- [Problem description]: Search the material for the word "Smartphone" and copy each line that holds it.

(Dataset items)

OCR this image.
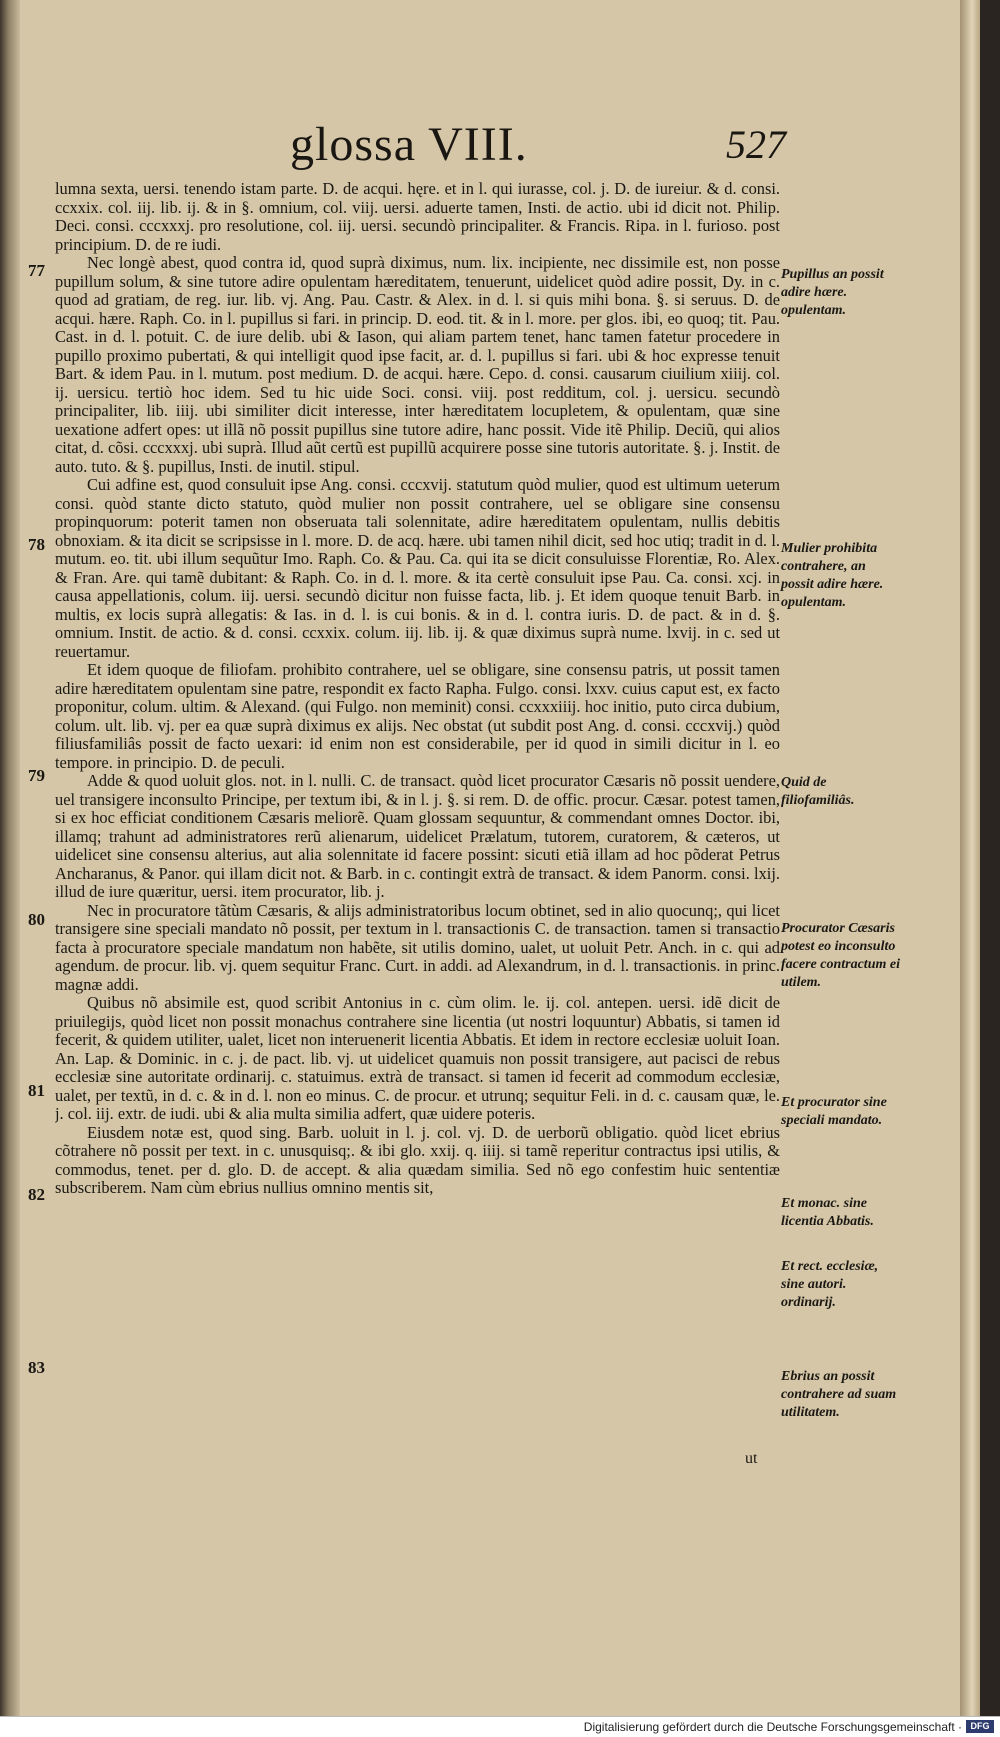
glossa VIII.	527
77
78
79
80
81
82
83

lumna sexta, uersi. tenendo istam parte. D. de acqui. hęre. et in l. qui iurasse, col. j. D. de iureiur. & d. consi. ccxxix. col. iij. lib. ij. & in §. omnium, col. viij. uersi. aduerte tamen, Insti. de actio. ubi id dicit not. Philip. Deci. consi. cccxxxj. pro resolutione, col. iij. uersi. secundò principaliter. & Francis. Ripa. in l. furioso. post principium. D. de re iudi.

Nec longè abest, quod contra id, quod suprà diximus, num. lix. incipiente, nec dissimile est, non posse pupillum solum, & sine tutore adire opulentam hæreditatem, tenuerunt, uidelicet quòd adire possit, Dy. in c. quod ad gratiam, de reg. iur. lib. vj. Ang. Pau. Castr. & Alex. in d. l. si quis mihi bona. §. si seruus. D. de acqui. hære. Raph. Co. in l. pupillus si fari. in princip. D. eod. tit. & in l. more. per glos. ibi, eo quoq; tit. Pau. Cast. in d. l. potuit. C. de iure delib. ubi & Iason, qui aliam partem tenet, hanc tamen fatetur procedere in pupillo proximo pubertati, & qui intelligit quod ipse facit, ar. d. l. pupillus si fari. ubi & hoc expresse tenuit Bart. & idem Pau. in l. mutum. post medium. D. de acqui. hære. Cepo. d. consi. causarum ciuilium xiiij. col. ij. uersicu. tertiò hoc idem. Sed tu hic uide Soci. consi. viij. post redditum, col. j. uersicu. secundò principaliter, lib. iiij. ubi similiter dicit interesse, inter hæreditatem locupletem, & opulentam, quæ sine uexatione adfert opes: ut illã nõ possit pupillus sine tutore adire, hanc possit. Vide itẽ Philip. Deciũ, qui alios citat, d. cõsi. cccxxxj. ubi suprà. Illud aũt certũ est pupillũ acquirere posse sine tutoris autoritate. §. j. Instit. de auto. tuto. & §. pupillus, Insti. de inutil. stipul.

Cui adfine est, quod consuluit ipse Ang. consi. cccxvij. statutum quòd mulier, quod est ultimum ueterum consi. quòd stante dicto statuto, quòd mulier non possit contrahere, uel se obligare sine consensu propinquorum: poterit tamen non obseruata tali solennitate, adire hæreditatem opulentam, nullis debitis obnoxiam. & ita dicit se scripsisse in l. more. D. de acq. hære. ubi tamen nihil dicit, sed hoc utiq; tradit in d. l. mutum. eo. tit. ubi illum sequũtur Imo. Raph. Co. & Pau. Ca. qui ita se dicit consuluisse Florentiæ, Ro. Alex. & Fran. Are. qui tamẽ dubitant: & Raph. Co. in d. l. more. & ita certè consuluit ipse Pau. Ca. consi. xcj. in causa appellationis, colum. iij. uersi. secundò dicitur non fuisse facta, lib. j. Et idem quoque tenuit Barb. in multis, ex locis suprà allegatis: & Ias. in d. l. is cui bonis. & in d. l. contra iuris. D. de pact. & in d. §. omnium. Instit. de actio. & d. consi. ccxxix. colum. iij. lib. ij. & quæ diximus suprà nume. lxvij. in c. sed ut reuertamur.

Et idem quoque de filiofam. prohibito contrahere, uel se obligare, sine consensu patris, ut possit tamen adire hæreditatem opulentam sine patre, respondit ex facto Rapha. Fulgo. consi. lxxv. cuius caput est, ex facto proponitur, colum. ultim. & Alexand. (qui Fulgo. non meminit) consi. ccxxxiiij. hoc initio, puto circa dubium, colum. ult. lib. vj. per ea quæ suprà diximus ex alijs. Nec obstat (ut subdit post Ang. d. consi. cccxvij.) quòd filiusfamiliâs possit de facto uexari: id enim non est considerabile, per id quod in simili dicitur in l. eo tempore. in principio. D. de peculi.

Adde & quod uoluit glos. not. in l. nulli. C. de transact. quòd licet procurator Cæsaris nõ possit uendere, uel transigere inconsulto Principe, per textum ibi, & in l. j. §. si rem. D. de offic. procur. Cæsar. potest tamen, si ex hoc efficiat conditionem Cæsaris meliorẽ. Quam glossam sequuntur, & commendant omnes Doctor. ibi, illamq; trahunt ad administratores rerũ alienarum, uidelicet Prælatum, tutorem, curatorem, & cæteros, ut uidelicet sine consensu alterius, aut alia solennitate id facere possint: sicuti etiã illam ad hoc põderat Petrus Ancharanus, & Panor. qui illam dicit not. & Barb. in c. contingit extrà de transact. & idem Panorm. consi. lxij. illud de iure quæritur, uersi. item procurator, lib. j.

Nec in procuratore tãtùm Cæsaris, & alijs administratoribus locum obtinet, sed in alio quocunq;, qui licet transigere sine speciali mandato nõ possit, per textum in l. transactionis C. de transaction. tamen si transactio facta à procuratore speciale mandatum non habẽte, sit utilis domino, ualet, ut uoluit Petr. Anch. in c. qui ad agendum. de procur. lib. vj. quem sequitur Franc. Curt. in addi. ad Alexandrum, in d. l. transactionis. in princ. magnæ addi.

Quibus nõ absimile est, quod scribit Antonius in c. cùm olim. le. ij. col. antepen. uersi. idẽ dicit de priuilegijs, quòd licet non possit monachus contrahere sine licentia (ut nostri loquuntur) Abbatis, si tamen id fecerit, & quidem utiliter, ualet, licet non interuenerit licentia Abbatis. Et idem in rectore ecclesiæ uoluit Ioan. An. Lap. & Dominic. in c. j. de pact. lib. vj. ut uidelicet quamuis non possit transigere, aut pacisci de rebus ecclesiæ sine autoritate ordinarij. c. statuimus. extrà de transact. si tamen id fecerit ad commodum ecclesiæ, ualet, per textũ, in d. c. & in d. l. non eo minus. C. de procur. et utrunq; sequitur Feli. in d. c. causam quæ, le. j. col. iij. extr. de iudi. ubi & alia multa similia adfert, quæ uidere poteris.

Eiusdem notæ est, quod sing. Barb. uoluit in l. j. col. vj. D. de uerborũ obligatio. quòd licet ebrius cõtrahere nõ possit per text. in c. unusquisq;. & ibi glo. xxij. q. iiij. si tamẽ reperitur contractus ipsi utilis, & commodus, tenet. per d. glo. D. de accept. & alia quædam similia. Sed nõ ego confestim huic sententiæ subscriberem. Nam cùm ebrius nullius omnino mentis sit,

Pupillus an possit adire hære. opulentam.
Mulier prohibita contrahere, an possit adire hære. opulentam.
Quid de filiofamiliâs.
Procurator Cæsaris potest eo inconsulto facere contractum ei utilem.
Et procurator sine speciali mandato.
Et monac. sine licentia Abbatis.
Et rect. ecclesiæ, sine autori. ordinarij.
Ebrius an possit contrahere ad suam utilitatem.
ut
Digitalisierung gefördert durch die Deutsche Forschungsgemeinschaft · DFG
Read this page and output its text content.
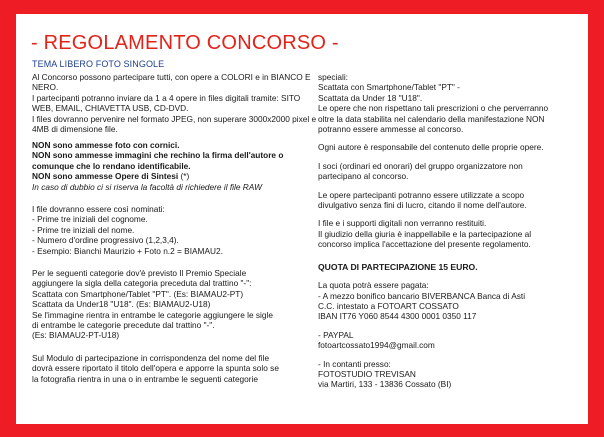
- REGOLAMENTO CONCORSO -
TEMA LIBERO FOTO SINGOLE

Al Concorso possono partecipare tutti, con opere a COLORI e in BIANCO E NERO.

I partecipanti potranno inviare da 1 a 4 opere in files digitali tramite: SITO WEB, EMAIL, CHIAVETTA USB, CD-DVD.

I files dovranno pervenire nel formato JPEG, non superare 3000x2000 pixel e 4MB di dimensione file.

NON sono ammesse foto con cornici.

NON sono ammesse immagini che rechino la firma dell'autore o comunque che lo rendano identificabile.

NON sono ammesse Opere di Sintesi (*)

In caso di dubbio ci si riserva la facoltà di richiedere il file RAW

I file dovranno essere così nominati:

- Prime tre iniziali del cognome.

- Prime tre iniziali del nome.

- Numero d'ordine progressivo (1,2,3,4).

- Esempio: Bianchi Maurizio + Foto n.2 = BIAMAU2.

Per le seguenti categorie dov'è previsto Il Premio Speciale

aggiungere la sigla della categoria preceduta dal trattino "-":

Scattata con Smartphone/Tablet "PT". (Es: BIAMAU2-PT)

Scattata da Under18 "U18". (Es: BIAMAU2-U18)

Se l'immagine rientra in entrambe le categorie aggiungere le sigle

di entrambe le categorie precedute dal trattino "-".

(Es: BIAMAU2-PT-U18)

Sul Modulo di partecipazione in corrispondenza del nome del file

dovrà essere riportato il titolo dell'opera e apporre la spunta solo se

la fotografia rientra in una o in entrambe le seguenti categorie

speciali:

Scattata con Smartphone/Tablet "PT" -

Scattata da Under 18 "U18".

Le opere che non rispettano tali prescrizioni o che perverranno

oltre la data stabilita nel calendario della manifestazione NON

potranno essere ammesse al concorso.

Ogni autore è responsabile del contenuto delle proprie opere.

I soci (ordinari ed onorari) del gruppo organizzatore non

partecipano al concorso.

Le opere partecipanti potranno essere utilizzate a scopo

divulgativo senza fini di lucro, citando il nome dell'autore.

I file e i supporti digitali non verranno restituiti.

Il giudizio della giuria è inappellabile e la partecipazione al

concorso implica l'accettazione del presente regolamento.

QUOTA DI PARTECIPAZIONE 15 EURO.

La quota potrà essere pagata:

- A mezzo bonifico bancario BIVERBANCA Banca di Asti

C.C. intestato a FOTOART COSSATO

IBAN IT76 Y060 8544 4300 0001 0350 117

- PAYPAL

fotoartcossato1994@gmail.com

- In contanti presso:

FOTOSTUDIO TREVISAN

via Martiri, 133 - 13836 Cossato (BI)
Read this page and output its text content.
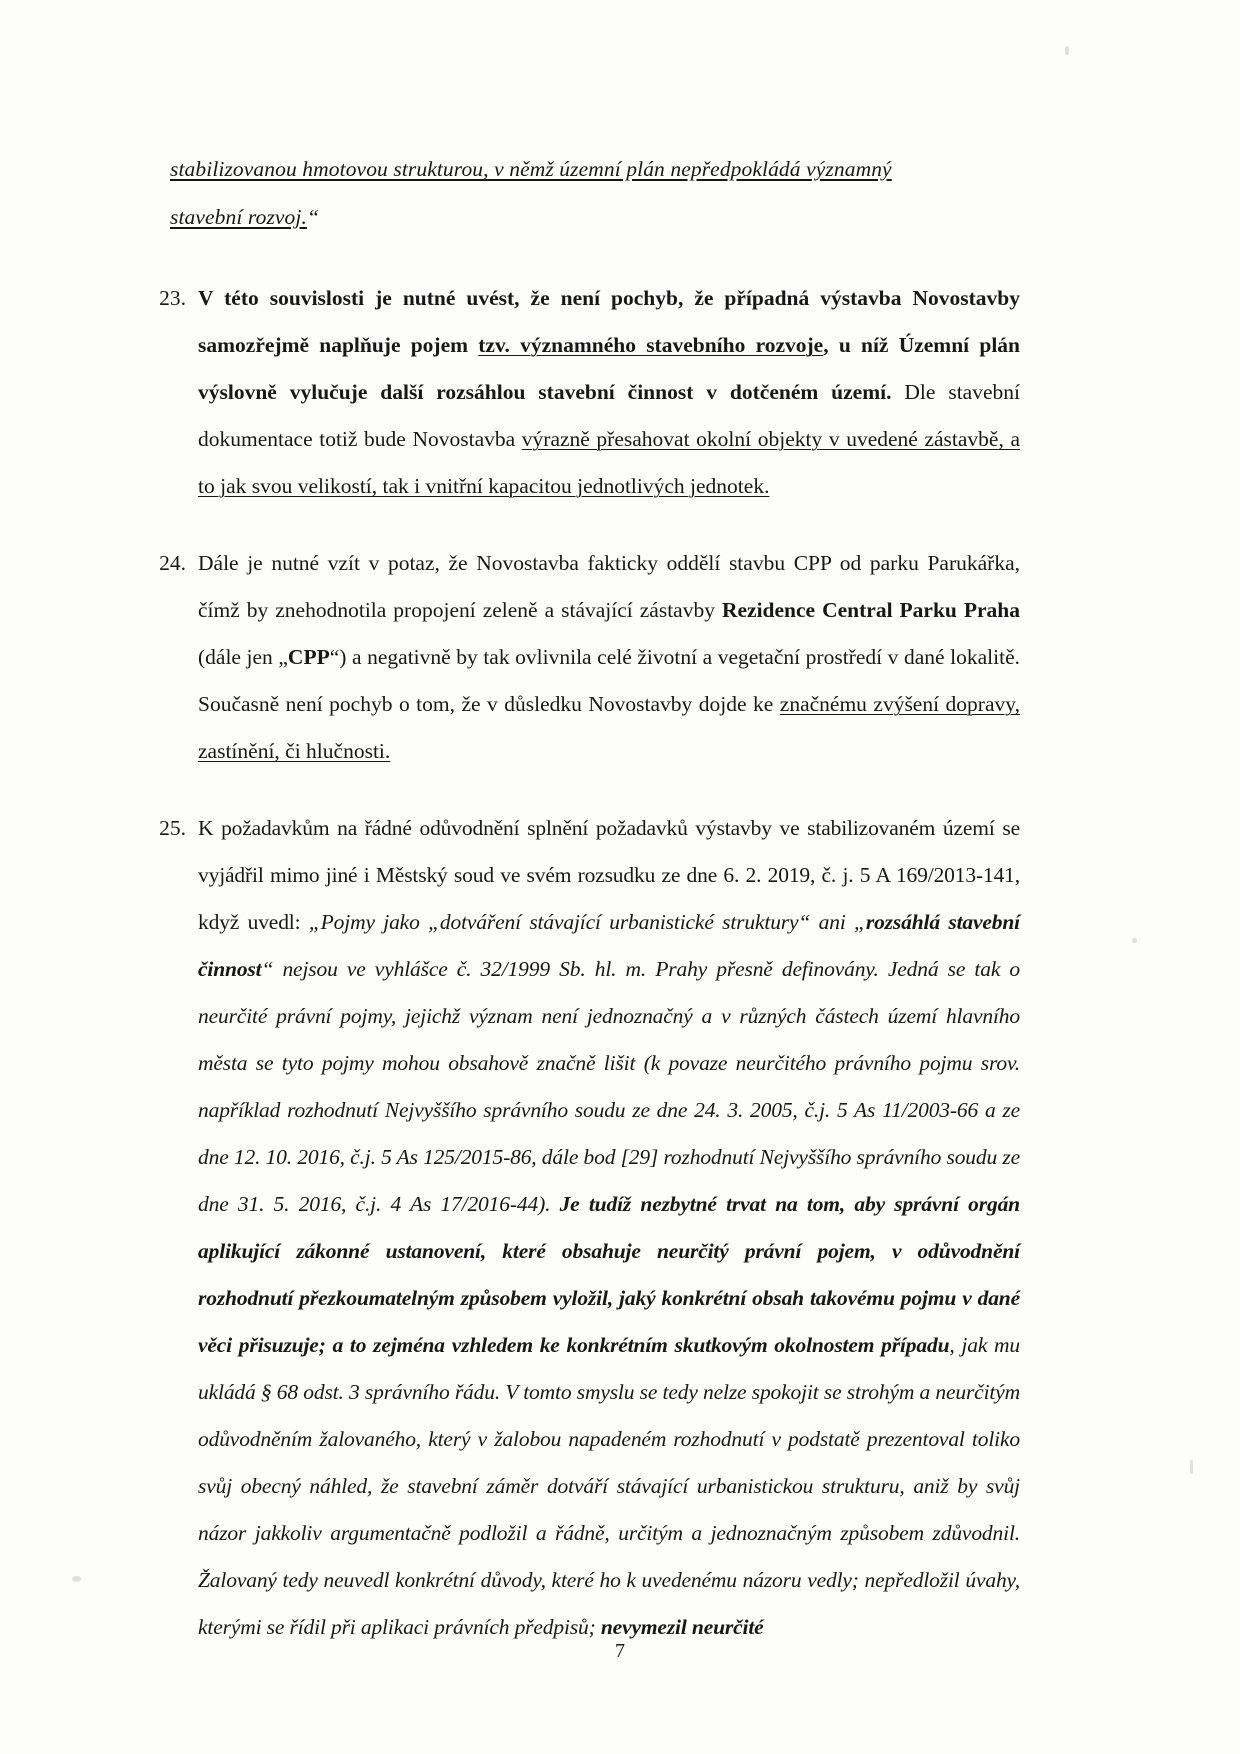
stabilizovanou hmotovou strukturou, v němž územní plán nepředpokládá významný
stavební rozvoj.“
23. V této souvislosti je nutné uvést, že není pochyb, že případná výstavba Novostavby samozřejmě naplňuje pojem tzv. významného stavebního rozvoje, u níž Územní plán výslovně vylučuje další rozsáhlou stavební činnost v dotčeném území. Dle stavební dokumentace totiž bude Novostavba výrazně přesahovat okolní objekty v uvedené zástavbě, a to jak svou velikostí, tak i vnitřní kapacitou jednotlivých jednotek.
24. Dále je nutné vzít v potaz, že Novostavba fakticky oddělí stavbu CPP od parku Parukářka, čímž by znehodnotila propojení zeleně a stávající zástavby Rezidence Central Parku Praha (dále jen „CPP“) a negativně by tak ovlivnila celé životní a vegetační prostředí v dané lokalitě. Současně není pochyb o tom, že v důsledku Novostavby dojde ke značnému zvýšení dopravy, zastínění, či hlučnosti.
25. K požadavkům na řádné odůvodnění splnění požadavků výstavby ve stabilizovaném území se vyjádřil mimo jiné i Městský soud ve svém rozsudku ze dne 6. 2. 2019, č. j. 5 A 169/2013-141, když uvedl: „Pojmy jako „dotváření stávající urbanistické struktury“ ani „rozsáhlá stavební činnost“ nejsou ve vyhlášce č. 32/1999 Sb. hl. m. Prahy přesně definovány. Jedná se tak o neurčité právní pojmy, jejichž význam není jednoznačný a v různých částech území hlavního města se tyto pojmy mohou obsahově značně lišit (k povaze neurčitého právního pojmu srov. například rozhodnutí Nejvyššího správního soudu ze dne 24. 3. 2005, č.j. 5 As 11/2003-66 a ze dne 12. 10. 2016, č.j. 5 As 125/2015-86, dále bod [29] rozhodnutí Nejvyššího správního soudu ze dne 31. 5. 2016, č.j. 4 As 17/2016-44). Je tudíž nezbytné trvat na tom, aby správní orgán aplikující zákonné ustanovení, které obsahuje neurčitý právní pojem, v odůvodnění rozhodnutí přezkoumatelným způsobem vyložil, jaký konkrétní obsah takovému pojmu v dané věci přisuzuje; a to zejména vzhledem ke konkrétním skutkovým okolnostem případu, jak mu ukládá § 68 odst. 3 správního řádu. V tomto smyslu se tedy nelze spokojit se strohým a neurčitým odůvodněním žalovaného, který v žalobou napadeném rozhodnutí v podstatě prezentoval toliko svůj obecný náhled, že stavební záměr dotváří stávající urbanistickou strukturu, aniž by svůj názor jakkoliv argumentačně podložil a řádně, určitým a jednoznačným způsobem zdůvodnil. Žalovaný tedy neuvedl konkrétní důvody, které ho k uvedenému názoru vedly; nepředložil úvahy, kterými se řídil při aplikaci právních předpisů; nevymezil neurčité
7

- [Answer to the exercise]:
Scattata con Smartphone/Tablet "PT". (Es: BIAMAU2-PT)
Scattata con Smartphone/Tablet "PT" -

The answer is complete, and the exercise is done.